> Task statement: Look for the string "screenshot" in every line, and copy each line that has it.

> Dataset rows:
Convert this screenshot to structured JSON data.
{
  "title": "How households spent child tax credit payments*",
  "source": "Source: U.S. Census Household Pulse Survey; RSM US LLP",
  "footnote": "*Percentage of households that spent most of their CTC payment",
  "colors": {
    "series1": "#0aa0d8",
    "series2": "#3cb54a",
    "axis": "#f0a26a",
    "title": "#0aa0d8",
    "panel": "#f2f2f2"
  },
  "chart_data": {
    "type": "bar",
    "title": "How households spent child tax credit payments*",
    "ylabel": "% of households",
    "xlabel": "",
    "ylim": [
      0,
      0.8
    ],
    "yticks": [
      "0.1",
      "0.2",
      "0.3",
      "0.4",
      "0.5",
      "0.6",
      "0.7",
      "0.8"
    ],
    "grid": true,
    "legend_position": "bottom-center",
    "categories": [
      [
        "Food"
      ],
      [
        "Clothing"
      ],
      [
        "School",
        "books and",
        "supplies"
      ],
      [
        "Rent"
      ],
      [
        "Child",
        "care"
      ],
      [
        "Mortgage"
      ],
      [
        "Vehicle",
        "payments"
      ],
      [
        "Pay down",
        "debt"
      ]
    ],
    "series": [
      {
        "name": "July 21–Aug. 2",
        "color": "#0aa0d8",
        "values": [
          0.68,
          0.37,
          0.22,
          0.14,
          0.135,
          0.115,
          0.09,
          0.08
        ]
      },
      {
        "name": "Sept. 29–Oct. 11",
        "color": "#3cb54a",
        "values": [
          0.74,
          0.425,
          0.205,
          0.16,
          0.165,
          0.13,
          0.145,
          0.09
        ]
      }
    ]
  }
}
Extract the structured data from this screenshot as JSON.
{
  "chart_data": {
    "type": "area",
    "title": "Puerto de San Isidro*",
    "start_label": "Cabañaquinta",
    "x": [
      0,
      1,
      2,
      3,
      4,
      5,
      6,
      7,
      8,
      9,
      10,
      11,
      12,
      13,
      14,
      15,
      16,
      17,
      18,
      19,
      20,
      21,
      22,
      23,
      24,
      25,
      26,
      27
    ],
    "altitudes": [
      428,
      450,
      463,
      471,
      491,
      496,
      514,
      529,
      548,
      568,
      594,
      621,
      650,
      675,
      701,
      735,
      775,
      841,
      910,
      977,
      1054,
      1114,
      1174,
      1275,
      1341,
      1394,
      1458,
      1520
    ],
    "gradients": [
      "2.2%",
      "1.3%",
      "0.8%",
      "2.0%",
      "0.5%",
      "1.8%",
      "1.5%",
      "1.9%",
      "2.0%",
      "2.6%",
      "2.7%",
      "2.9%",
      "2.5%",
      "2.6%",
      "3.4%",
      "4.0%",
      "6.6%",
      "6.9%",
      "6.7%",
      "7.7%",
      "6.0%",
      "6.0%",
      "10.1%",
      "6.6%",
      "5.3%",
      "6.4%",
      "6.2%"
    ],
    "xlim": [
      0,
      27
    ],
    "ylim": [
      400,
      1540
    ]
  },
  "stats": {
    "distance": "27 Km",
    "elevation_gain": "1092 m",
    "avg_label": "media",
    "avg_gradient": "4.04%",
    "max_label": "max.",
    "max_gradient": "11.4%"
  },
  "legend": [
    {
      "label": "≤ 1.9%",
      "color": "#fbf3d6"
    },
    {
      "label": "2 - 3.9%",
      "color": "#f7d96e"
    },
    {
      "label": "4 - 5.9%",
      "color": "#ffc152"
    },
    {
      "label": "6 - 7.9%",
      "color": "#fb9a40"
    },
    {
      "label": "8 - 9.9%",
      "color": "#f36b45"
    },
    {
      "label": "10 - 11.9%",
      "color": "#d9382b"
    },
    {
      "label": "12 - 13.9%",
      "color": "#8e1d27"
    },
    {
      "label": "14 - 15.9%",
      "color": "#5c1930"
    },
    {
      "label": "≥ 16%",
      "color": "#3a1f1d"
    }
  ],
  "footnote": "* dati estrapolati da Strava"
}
--
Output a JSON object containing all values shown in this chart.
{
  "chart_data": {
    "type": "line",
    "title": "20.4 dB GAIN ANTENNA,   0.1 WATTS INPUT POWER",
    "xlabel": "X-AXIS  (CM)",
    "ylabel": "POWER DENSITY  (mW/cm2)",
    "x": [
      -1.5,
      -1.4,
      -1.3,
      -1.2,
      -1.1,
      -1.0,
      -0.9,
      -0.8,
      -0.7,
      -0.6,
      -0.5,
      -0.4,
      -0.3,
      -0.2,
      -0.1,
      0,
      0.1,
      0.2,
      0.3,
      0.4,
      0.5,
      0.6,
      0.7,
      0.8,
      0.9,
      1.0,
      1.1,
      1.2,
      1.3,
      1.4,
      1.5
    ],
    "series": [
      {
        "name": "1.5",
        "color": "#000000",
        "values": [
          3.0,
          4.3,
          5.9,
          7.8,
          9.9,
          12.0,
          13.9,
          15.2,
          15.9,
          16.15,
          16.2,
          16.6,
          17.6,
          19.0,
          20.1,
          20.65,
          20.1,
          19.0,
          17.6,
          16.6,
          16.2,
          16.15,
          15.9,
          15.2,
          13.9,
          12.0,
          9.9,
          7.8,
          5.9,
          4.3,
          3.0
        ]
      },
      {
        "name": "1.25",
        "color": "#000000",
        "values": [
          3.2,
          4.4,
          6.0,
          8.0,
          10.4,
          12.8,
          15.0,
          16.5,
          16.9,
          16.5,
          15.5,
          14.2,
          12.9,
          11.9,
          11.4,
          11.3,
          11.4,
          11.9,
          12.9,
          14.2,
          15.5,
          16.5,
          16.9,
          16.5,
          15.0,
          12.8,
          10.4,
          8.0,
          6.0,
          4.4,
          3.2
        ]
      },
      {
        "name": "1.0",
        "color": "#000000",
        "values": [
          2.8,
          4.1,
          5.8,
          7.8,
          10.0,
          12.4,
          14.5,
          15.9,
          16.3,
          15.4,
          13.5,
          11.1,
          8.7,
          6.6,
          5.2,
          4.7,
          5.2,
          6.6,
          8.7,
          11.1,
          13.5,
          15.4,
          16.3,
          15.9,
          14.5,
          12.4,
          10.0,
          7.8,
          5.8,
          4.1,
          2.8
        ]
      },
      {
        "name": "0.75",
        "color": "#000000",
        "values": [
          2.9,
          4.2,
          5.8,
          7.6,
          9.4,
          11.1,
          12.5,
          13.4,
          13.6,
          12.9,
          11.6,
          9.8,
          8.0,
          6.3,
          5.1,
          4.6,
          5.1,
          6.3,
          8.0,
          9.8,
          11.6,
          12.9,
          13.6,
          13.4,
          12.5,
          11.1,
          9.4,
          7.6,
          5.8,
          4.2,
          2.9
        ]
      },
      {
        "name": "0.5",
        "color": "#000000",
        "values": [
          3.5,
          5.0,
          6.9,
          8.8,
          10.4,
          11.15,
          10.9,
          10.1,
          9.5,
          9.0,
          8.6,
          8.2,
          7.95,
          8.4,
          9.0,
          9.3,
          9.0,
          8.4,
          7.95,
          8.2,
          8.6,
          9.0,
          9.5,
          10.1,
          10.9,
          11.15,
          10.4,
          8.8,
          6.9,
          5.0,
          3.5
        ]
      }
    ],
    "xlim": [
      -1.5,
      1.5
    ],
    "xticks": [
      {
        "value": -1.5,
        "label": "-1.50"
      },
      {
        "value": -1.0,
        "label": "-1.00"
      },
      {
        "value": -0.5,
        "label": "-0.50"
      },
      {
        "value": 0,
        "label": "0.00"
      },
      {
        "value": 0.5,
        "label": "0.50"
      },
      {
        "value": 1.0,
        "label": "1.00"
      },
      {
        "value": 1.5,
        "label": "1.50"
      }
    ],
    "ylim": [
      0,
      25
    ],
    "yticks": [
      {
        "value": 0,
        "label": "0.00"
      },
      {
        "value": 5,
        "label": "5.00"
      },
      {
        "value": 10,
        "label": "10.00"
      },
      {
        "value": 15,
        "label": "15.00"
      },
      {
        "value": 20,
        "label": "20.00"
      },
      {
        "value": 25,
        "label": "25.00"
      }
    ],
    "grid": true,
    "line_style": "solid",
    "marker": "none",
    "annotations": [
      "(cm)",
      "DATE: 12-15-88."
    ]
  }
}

> Result below:
Convert this screenshot to structured JSON data.
Extract the structured data from this screenshot as JSON.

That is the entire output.